Exercise aim.
How many lines in the listing below contain the string "arrow"? Case counts. Give only the number.

Labeled region entries:
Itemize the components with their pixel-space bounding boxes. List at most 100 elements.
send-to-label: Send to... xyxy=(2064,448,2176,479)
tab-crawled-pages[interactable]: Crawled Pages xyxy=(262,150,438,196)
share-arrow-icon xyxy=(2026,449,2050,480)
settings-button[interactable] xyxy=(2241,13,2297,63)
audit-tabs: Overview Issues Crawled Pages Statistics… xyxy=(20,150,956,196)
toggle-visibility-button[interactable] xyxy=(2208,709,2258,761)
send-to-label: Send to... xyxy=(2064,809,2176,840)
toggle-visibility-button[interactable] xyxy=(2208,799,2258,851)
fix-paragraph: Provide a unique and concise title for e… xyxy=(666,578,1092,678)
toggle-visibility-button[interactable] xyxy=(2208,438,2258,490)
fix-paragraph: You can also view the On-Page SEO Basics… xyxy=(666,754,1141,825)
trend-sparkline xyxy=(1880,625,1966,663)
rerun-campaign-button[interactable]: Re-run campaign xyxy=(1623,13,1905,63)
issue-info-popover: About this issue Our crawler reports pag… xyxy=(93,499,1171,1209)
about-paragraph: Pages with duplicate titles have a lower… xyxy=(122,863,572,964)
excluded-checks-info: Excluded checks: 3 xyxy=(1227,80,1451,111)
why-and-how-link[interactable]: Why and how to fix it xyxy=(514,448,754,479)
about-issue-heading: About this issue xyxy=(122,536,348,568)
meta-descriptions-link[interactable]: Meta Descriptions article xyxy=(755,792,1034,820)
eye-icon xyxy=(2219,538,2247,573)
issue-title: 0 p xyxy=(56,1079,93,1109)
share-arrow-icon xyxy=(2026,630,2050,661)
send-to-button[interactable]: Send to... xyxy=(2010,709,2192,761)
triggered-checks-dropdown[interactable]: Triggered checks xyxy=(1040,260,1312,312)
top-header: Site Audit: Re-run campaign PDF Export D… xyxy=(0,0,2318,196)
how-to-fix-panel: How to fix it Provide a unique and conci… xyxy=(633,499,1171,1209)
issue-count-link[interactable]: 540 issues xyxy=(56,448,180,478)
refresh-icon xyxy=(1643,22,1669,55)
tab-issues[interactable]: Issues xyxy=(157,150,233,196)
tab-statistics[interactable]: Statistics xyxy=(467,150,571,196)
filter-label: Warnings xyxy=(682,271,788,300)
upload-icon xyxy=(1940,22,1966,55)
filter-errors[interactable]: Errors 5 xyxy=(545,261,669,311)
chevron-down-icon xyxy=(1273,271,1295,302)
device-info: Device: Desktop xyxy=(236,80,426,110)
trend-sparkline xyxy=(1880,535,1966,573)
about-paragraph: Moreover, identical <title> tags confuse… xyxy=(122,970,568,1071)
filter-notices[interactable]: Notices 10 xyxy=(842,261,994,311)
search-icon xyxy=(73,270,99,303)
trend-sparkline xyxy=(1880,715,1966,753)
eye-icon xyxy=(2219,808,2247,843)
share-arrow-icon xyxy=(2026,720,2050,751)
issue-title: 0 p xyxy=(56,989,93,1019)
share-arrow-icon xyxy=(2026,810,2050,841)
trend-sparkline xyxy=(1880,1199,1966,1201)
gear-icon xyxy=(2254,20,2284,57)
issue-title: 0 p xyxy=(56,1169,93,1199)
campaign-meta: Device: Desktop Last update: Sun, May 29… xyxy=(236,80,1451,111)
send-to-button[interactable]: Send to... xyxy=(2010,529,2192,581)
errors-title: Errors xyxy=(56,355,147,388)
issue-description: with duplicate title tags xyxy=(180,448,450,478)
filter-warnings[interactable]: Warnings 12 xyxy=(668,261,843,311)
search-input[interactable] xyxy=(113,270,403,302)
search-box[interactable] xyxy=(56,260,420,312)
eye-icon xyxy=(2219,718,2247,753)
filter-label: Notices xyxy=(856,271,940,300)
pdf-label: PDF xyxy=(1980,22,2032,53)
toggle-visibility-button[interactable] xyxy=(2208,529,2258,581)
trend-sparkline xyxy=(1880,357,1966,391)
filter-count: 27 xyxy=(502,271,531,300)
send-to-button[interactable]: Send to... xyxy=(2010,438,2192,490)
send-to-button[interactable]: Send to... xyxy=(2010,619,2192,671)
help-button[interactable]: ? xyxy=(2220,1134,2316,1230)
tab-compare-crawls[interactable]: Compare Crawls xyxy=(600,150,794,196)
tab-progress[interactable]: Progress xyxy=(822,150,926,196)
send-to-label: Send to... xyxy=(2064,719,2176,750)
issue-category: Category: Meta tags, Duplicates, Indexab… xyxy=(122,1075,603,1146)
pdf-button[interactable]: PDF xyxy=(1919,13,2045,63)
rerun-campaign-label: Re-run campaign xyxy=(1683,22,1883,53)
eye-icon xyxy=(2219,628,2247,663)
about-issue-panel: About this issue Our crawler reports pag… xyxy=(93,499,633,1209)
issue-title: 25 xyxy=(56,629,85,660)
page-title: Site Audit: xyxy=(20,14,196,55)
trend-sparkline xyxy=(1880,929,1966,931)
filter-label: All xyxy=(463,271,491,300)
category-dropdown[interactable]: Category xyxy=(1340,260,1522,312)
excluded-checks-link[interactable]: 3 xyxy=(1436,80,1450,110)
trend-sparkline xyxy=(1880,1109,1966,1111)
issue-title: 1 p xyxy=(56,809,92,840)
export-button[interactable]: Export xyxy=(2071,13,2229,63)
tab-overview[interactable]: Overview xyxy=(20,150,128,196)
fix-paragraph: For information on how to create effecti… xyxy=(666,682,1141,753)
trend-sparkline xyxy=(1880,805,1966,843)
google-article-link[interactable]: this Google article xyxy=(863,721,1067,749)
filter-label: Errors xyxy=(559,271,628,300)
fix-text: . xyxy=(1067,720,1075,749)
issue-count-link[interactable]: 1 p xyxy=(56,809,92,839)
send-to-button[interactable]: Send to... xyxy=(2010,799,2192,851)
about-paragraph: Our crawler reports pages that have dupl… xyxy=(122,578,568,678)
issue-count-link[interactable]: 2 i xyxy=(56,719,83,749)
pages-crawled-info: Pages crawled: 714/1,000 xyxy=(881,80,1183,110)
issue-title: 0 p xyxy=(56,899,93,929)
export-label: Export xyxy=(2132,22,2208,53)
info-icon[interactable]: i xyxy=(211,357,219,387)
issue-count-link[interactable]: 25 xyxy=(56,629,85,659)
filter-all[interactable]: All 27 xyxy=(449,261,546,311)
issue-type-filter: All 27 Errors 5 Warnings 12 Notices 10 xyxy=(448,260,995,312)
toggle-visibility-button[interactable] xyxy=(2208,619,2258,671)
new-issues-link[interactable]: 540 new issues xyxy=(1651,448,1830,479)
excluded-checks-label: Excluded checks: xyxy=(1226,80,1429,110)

Written answer.
4